* **OBJECTIVE**
Look below. Copy each line that has "close" in it.

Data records
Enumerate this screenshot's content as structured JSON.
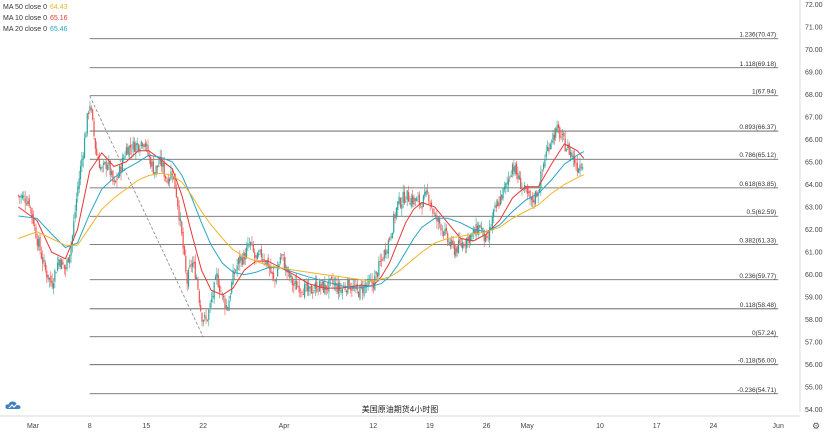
{
  "legend": [
    {
      "label": "MA 50 close 0",
      "value": "64.43",
      "color": "#f0b429"
    },
    {
      "label": "MA 10 close 0",
      "value": "65.16",
      "color": "#e53935"
    },
    {
      "label": "MA 20 close 0",
      "value": "65.46",
      "color": "#26a6c8"
    }
  ],
  "caption": "美国原油期货4小时图",
  "colors": {
    "up": "#2aa69a",
    "down": "#ef5350",
    "fib_line": "#555555",
    "diagonal": "#888888"
  },
  "chart_data": {
    "type": "candlestick",
    "y_axis_side": "right",
    "ylim": [
      53.9,
      72.1
    ],
    "y_ticks": [
      "54.00",
      "55.00",
      "56.00",
      "57.00",
      "58.00",
      "59.00",
      "60.00",
      "61.00",
      "62.00",
      "63.00",
      "64.00",
      "65.00",
      "66.00",
      "67.00",
      "68.00",
      "69.00",
      "70.00",
      "71.00",
      "72.00"
    ],
    "x_ticks": [
      {
        "label": "Mar",
        "day": 1
      },
      {
        "label": "8",
        "day": 8
      },
      {
        "label": "15",
        "day": 15
      },
      {
        "label": "22",
        "day": 22
      },
      {
        "label": "Apr",
        "day": 32
      },
      {
        "label": "12",
        "day": 43
      },
      {
        "label": "19",
        "day": 50
      },
      {
        "label": "26",
        "day": 57
      },
      {
        "label": "May",
        "day": 62
      },
      {
        "label": "10",
        "day": 71
      },
      {
        "label": "17",
        "day": 78
      },
      {
        "label": "24",
        "day": 85
      },
      {
        "label": "Jun",
        "day": 93
      }
    ],
    "fib_levels": [
      {
        "ratio": "1.236",
        "price": 70.47,
        "label": "1.236(70.47)"
      },
      {
        "ratio": "1.118",
        "price": 69.18,
        "label": "1.118(69.18)"
      },
      {
        "ratio": "1",
        "price": 67.94,
        "label": "1(67.94)"
      },
      {
        "ratio": "0.893",
        "price": 66.37,
        "label": "0.893(66.37)"
      },
      {
        "ratio": "0.786",
        "price": 65.12,
        "label": "0.786(65.12)"
      },
      {
        "ratio": "0.618",
        "price": 63.85,
        "label": "0.618(63.85)"
      },
      {
        "ratio": "0.5",
        "price": 62.59,
        "label": "0.5(62.59)"
      },
      {
        "ratio": "0.382",
        "price": 61.33,
        "label": "0.382(61.33)"
      },
      {
        "ratio": "0.236",
        "price": 59.77,
        "label": "0.236(59.77)"
      },
      {
        "ratio": "0.118",
        "price": 58.48,
        "label": "0.118(58.48)"
      },
      {
        "ratio": "0",
        "price": 57.24,
        "label": "0(57.24)"
      },
      {
        "ratio": "-0.118",
        "price": 56.0,
        "label": "-0.118(56.00)"
      },
      {
        "ratio": "-0.236",
        "price": 54.71,
        "label": "-0.236(54.71)"
      }
    ],
    "fib_start_day": 8,
    "fib_end_day": 93,
    "diagonal": {
      "from_day": 8,
      "from_price": 67.94,
      "to_day": 22,
      "to_price": 57.24
    },
    "candle_path": [
      [
        -0.8,
        63.5
      ],
      [
        0.5,
        63.3
      ],
      [
        1.5,
        61.6
      ],
      [
        2.5,
        60.2
      ],
      [
        3.3,
        59.6
      ],
      [
        4.2,
        60.7
      ],
      [
        5.0,
        60.2
      ],
      [
        5.8,
        61.5
      ],
      [
        6.5,
        63.8
      ],
      [
        7.3,
        65.8
      ],
      [
        8.0,
        67.7
      ],
      [
        8.8,
        65.4
      ],
      [
        9.5,
        64.6
      ],
      [
        10.2,
        65.0
      ],
      [
        11.0,
        63.9
      ],
      [
        11.8,
        64.7
      ],
      [
        12.5,
        65.6
      ],
      [
        13.3,
        65.7
      ],
      [
        14.0,
        65.8
      ],
      [
        14.7,
        66.0
      ],
      [
        15.3,
        65.2
      ],
      [
        16.0,
        64.6
      ],
      [
        16.8,
        65.0
      ],
      [
        17.5,
        64.2
      ],
      [
        18.2,
        64.6
      ],
      [
        18.8,
        63.4
      ],
      [
        19.4,
        61.6
      ],
      [
        20.0,
        59.6
      ],
      [
        20.6,
        60.6
      ],
      [
        21.2,
        59.9
      ],
      [
        21.8,
        58.2
      ],
      [
        22.4,
        57.9
      ],
      [
        23.0,
        58.8
      ],
      [
        23.7,
        59.9
      ],
      [
        24.4,
        59.0
      ],
      [
        25.0,
        58.5
      ],
      [
        25.7,
        59.9
      ],
      [
        26.4,
        60.6
      ],
      [
        27.1,
        60.8
      ],
      [
        27.8,
        61.4
      ],
      [
        28.5,
        60.6
      ],
      [
        29.2,
        60.9
      ],
      [
        30.0,
        60.5
      ],
      [
        30.8,
        59.6
      ],
      [
        31.6,
        60.9
      ],
      [
        32.4,
        60.1
      ],
      [
        33.2,
        59.5
      ],
      [
        34.0,
        59.5
      ],
      [
        35.0,
        59.2
      ],
      [
        36.0,
        59.5
      ],
      [
        37.0,
        59.4
      ],
      [
        38.0,
        59.6
      ],
      [
        39.0,
        59.3
      ],
      [
        40.0,
        59.6
      ],
      [
        41.0,
        59.2
      ],
      [
        42.0,
        59.5
      ],
      [
        43.0,
        59.6
      ],
      [
        44.0,
        60.6
      ],
      [
        45.0,
        61.6
      ],
      [
        46.0,
        63.1
      ],
      [
        47.0,
        63.5
      ],
      [
        48.0,
        63.3
      ],
      [
        49.0,
        63.2
      ],
      [
        49.8,
        63.6
      ],
      [
        50.6,
        62.5
      ],
      [
        51.4,
        62.2
      ],
      [
        52.2,
        61.5
      ],
      [
        53.0,
        61.1
      ],
      [
        53.8,
        61.3
      ],
      [
        54.6,
        61.6
      ],
      [
        55.4,
        61.8
      ],
      [
        56.2,
        62.2
      ],
      [
        57.0,
        61.3
      ],
      [
        57.8,
        62.6
      ],
      [
        58.6,
        63.3
      ],
      [
        59.4,
        63.9
      ],
      [
        60.2,
        64.9
      ],
      [
        61.0,
        64.2
      ],
      [
        61.8,
        63.6
      ],
      [
        62.6,
        63.2
      ],
      [
        63.4,
        63.8
      ],
      [
        64.2,
        65.2
      ],
      [
        65.0,
        66.1
      ],
      [
        65.8,
        66.4
      ],
      [
        66.6,
        65.8
      ],
      [
        67.4,
        65.4
      ],
      [
        68.2,
        64.8
      ],
      [
        69.0,
        65.1
      ]
    ],
    "ma_series": [
      {
        "name": "MA 10 close 0",
        "color": "#e53935",
        "points": [
          [
            -0.8,
            63.0
          ],
          [
            1.5,
            62.4
          ],
          [
            3.3,
            61.0
          ],
          [
            5.0,
            60.7
          ],
          [
            6.5,
            62.0
          ],
          [
            8.0,
            64.6
          ],
          [
            9.5,
            65.4
          ],
          [
            11.0,
            64.8
          ],
          [
            12.5,
            65.0
          ],
          [
            14.0,
            65.5
          ],
          [
            15.3,
            65.5
          ],
          [
            16.8,
            65.1
          ],
          [
            18.2,
            64.7
          ],
          [
            19.4,
            63.5
          ],
          [
            20.6,
            61.8
          ],
          [
            21.8,
            60.2
          ],
          [
            23.0,
            59.3
          ],
          [
            24.4,
            59.1
          ],
          [
            25.7,
            59.4
          ],
          [
            27.1,
            60.2
          ],
          [
            28.5,
            60.6
          ],
          [
            30.0,
            60.6
          ],
          [
            31.6,
            60.3
          ],
          [
            33.2,
            60.0
          ],
          [
            35.0,
            59.6
          ],
          [
            37.0,
            59.4
          ],
          [
            39.0,
            59.4
          ],
          [
            41.0,
            59.5
          ],
          [
            43.0,
            59.5
          ],
          [
            44.0,
            59.9
          ],
          [
            45.0,
            60.5
          ],
          [
            46.0,
            61.4
          ],
          [
            47.0,
            62.3
          ],
          [
            48.0,
            62.9
          ],
          [
            49.0,
            63.2
          ],
          [
            50.6,
            63.0
          ],
          [
            52.2,
            62.3
          ],
          [
            53.8,
            61.6
          ],
          [
            55.4,
            61.5
          ],
          [
            57.0,
            61.8
          ],
          [
            58.6,
            62.4
          ],
          [
            60.2,
            63.4
          ],
          [
            61.8,
            63.9
          ],
          [
            63.4,
            63.9
          ],
          [
            65.0,
            64.9
          ],
          [
            66.6,
            65.8
          ],
          [
            68.2,
            65.5
          ],
          [
            69.0,
            65.16
          ]
        ]
      },
      {
        "name": "MA 20 close 0",
        "color": "#26a6c8",
        "points": [
          [
            -0.8,
            62.6
          ],
          [
            1.5,
            62.5
          ],
          [
            3.3,
            61.8
          ],
          [
            5.0,
            61.2
          ],
          [
            6.5,
            61.4
          ],
          [
            8.0,
            62.7
          ],
          [
            9.5,
            63.8
          ],
          [
            11.0,
            64.3
          ],
          [
            12.5,
            64.7
          ],
          [
            14.0,
            65.0
          ],
          [
            15.3,
            65.3
          ],
          [
            16.8,
            65.2
          ],
          [
            18.2,
            65.0
          ],
          [
            19.4,
            64.4
          ],
          [
            20.6,
            63.4
          ],
          [
            21.8,
            62.3
          ],
          [
            23.0,
            61.3
          ],
          [
            24.4,
            60.5
          ],
          [
            25.7,
            60.1
          ],
          [
            27.1,
            60.0
          ],
          [
            28.5,
            60.1
          ],
          [
            30.0,
            60.3
          ],
          [
            31.6,
            60.3
          ],
          [
            33.2,
            60.1
          ],
          [
            35.0,
            59.9
          ],
          [
            37.0,
            59.7
          ],
          [
            39.0,
            59.5
          ],
          [
            41.0,
            59.4
          ],
          [
            43.0,
            59.5
          ],
          [
            44.0,
            59.6
          ],
          [
            45.0,
            59.9
          ],
          [
            46.0,
            60.4
          ],
          [
            47.0,
            61.0
          ],
          [
            48.0,
            61.6
          ],
          [
            49.0,
            62.1
          ],
          [
            50.6,
            62.5
          ],
          [
            52.2,
            62.5
          ],
          [
            53.8,
            62.3
          ],
          [
            55.4,
            62.0
          ],
          [
            57.0,
            61.9
          ],
          [
            58.6,
            62.2
          ],
          [
            60.2,
            62.8
          ],
          [
            61.8,
            63.3
          ],
          [
            63.4,
            63.6
          ],
          [
            65.0,
            64.2
          ],
          [
            66.6,
            64.9
          ],
          [
            68.2,
            65.3
          ],
          [
            69.0,
            65.46
          ]
        ]
      },
      {
        "name": "MA 50 close 0",
        "color": "#f0b429",
        "points": [
          [
            -0.8,
            61.6
          ],
          [
            1.5,
            61.9
          ],
          [
            3.3,
            61.6
          ],
          [
            5.0,
            61.3
          ],
          [
            6.5,
            61.3
          ],
          [
            8.0,
            62.1
          ],
          [
            9.5,
            62.9
          ],
          [
            11.0,
            63.4
          ],
          [
            12.5,
            63.8
          ],
          [
            14.0,
            64.2
          ],
          [
            15.3,
            64.4
          ],
          [
            16.8,
            64.5
          ],
          [
            18.2,
            64.4
          ],
          [
            19.4,
            64.1
          ],
          [
            20.6,
            63.5
          ],
          [
            21.8,
            62.8
          ],
          [
            23.0,
            62.2
          ],
          [
            24.4,
            61.6
          ],
          [
            25.7,
            61.1
          ],
          [
            27.1,
            60.8
          ],
          [
            28.5,
            60.6
          ],
          [
            30.0,
            60.4
          ],
          [
            31.6,
            60.3
          ],
          [
            33.2,
            60.2
          ],
          [
            35.0,
            60.1
          ],
          [
            37.0,
            60.0
          ],
          [
            39.0,
            59.9
          ],
          [
            41.0,
            59.8
          ],
          [
            43.0,
            59.7
          ],
          [
            44.0,
            59.8
          ],
          [
            45.0,
            59.9
          ],
          [
            46.0,
            60.1
          ],
          [
            47.0,
            60.4
          ],
          [
            48.0,
            60.7
          ],
          [
            49.0,
            61.0
          ],
          [
            50.6,
            61.4
          ],
          [
            52.2,
            61.6
          ],
          [
            53.8,
            61.7
          ],
          [
            55.4,
            61.8
          ],
          [
            57.0,
            61.9
          ],
          [
            58.6,
            62.1
          ],
          [
            60.2,
            62.5
          ],
          [
            61.8,
            62.8
          ],
          [
            63.4,
            63.1
          ],
          [
            65.0,
            63.6
          ],
          [
            66.6,
            64.0
          ],
          [
            68.2,
            64.3
          ],
          [
            69.0,
            64.43
          ]
        ]
      }
    ]
  }
}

* **FINISHED EXERCISE**
      "label": "MA 50 close 0",
      "label": "MA 10 close 0",
      "label": "MA 20 close 0",
        "name": "MA 10 close 0",
        "name": "MA 20 close 0",
        "name": "MA 50 close 0",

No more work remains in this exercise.